* _Short problem_
Could you output each line of the data that follows exactly?

[Lines of data]
------------------------------------------------------------
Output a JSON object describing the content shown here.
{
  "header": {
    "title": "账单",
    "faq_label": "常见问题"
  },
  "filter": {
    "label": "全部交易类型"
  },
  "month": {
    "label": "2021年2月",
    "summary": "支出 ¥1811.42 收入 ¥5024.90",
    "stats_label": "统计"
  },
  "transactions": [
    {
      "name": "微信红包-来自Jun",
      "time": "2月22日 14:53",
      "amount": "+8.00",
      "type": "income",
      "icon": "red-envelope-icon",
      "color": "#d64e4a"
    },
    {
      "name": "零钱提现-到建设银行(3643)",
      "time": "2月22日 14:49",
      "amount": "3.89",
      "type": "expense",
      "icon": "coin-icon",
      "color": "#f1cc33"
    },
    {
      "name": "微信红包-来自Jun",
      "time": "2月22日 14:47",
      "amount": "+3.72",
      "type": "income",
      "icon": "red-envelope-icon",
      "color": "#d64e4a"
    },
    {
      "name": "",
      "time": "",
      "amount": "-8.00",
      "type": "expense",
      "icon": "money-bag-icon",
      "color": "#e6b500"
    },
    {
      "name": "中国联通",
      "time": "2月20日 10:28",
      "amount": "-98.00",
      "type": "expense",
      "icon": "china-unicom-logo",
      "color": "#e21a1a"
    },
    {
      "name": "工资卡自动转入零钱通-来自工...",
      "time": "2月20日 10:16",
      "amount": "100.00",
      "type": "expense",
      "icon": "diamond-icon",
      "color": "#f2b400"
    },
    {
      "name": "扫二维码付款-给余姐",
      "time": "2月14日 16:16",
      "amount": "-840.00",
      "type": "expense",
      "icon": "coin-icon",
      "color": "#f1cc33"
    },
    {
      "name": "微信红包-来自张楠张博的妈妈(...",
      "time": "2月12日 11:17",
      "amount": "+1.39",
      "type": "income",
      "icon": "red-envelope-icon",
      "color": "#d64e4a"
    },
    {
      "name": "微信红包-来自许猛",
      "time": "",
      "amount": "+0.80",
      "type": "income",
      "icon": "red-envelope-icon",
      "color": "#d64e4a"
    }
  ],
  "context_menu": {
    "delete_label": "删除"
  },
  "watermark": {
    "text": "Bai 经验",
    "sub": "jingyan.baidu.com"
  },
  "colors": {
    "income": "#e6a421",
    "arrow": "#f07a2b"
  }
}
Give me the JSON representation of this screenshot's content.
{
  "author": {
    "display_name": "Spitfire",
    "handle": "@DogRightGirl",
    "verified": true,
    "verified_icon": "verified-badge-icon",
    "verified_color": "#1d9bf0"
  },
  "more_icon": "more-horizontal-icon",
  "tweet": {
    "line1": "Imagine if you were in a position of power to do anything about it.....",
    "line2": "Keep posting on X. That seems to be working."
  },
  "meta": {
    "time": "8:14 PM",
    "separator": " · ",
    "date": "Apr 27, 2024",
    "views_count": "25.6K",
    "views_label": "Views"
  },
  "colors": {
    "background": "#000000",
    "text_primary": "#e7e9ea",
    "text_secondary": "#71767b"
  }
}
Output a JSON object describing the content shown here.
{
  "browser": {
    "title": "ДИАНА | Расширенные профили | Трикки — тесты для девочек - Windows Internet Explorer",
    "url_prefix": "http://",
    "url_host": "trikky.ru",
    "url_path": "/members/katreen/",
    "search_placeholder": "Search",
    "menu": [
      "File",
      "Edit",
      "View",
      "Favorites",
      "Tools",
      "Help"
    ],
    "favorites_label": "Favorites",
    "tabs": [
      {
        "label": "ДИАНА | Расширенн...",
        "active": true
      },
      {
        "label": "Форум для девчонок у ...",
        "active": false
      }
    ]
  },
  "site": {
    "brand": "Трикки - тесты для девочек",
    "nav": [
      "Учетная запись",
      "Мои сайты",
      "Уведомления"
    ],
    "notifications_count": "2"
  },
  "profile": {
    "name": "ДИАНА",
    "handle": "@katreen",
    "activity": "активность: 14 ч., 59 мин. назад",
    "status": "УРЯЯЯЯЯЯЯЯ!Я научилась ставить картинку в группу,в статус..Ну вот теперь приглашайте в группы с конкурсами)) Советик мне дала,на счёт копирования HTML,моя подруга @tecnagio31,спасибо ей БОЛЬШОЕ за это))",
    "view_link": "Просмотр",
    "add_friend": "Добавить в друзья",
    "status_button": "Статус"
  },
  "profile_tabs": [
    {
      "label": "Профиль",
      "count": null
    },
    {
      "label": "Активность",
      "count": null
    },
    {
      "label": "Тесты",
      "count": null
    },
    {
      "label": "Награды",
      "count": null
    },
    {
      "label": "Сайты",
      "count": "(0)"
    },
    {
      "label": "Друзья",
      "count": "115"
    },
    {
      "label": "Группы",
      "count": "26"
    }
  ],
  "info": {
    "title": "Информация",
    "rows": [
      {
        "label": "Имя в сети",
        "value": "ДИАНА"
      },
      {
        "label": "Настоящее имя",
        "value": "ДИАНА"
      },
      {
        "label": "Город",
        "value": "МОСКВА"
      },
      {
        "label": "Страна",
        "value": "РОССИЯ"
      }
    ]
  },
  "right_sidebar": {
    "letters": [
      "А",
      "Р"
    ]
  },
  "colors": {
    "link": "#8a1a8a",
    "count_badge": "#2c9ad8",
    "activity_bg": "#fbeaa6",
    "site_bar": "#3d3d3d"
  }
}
------------------------------------------------------------
* _Complete output_
Output a JSON object describing the content shown here.
{
  "header": {
    "title": "账单",
    "faq_label": "常见问题"
  },
  "filter": {
    "label": "全部交易类型"
  },
  "month": {
    "label": "2021年2月",
    "summary": "支出 ¥1811.42 收入 ¥5024.90",
    "stats_label": "统计"
  },
  "transactions": [
    {
      "name": "微信红包-来自Jun",
      "time": "2月22日 14:53",
      "amount": "+8.00",
      "type": "income",
      "icon": "red-envelope-icon",
      "color": "#d64e4a"
    },
    {
      "name": "零钱提现-到建设银行(3643)",
      "time": "2月22日 14:49",
      "amount": "3.89",
      "type": "expense",
      "icon": "coin-icon",
      "color": "#f1cc33"
    },
    {
      "name": "微信红包-来自Jun",
      "time": "2月22日 14:47",
      "amount": "+3.72",
      "type": "income",
      "icon": "red-envelope-icon",
      "color": "#d64e4a"
    },
    {
      "name": "",
      "time": "",
      "amount": "-8.00",
      "type": "expense",
      "icon": "money-bag-icon",
      "color": "#e6b500"
    },
    {
      "name": "中国联通",
      "time": "2月20日 10:28",
      "amount": "-98.00",
      "type": "expense",
      "icon": "china-unicom-logo",
      "color": "#e21a1a"
    },
    {
      "name": "工资卡自动转入零钱通-来自工...",
      "time": "2月20日 10:16",
      "amount": "100.00",
      "type": "expense",
      "icon": "diamond-icon",
      "color": "#f2b400"
    },
    {
      "name": "扫二维码付款-给余姐",
      "time": "2月14日 16:16",
      "amount": "-840.00",
      "type": "expense",
      "icon": "coin-icon",
      "color": "#f1cc33"
    },
    {
      "name": "微信红包-来自张楠张博的妈妈(...",
      "time": "2月12日 11:17",
      "amount": "+1.39",
      "type": "income",
      "icon": "red-envelope-icon",
      "color": "#d64e4a"
    },
    {
      "name": "微信红包-来自许猛",
      "time": "",
      "amount": "+0.80",
      "type": "income",
      "icon": "red-envelope-icon",
      "color": "#d64e4a"
    }
  ],
  "context_menu": {
    "delete_label": "删除"
  },
  "watermark": {
    "text": "Bai 经验",
    "sub": "jingyan.baidu.com"
  },
  "colors": {
    "income": "#e6a421",
    "arrow": "#f07a2b"
  }
}
Give me the JSON representation of this screenshot's content.
{
  "author": {
    "display_name": "Spitfire",
    "handle": "@DogRightGirl",
    "verified": true,
    "verified_icon": "verified-badge-icon",
    "verified_color": "#1d9bf0"
  },
  "more_icon": "more-horizontal-icon",
  "tweet": {
    "line1": "Imagine if you were in a position of power to do anything about it.....",
    "line2": "Keep posting on X. That seems to be working."
  },
  "meta": {
    "time": "8:14 PM",
    "separator": " · ",
    "date": "Apr 27, 2024",
    "views_count": "25.6K",
    "views_label": "Views"
  },
  "colors": {
    "background": "#000000",
    "text_primary": "#e7e9ea",
    "text_secondary": "#71767b"
  }
}
Output a JSON object describing the content shown here.
{
  "browser": {
    "title": "ДИАНА | Расширенные профили | Трикки — тесты для девочек - Windows Internet Explorer",
    "url_prefix": "http://",
    "url_host": "trikky.ru",
    "url_path": "/members/katreen/",
    "search_placeholder": "Search",
    "menu": [
      "File",
      "Edit",
      "View",
      "Favorites",
      "Tools",
      "Help"
    ],
    "favorites_label": "Favorites",
    "tabs": [
      {
        "label": "ДИАНА | Расширенн...",
        "active": true
      },
      {
        "label": "Форум для девчонок у ...",
        "active": false
      }
    ]
  },
  "site": {
    "brand": "Трикки - тесты для девочек",
    "nav": [
      "Учетная запись",
      "Мои сайты",
      "Уведомления"
    ],
    "notifications_count": "2"
  },
  "profile": {
    "name": "ДИАНА",
    "handle": "@katreen",
    "activity": "активность: 14 ч., 59 мин. назад",
    "status": "УРЯЯЯЯЯЯЯЯ!Я научилась ставить картинку в группу,в статус..Ну вот теперь приглашайте в группы с конкурсами)) Советик мне дала,на счёт копирования HTML,моя подруга @tecnagio31,спасибо ей БОЛЬШОЕ за это))",
    "view_link": "Просмотр",
    "add_friend": "Добавить в друзья",
    "status_button": "Статус"
  },
  "profile_tabs": [
    {
      "label": "Профиль",
      "count": null
    },
    {
      "label": "Активность",
      "count": null
    },
    {
      "label": "Тесты",
      "count": null
    },
    {
      "label": "Награды",
      "count": null
    },
    {
      "label": "Сайты",
      "count": "(0)"
    },
    {
      "label": "Друзья",
      "count": "115"
    },
    {
      "label": "Группы",
      "count": "26"
    }
  ],
  "info": {
    "title": "Информация",
    "rows": [
      {
        "label": "Имя в сети",
        "value": "ДИАНА"
      },
      {
        "label": "Настоящее имя",
        "value": "ДИАНА"
      },
      {
        "label": "Город",
        "value": "МОСКВА"
      },
      {
        "label": "Страна",
        "value": "РОССИЯ"
      }
    ]
  },
  "right_sidebar": {
    "letters": [
      "А",
      "Р"
    ]
  },
  "colors": {
    "link": "#8a1a8a",
    "count_badge": "#2c9ad8",
    "activity_bg": "#fbeaa6",
    "site_bar": "#3d3d3d"
  }
}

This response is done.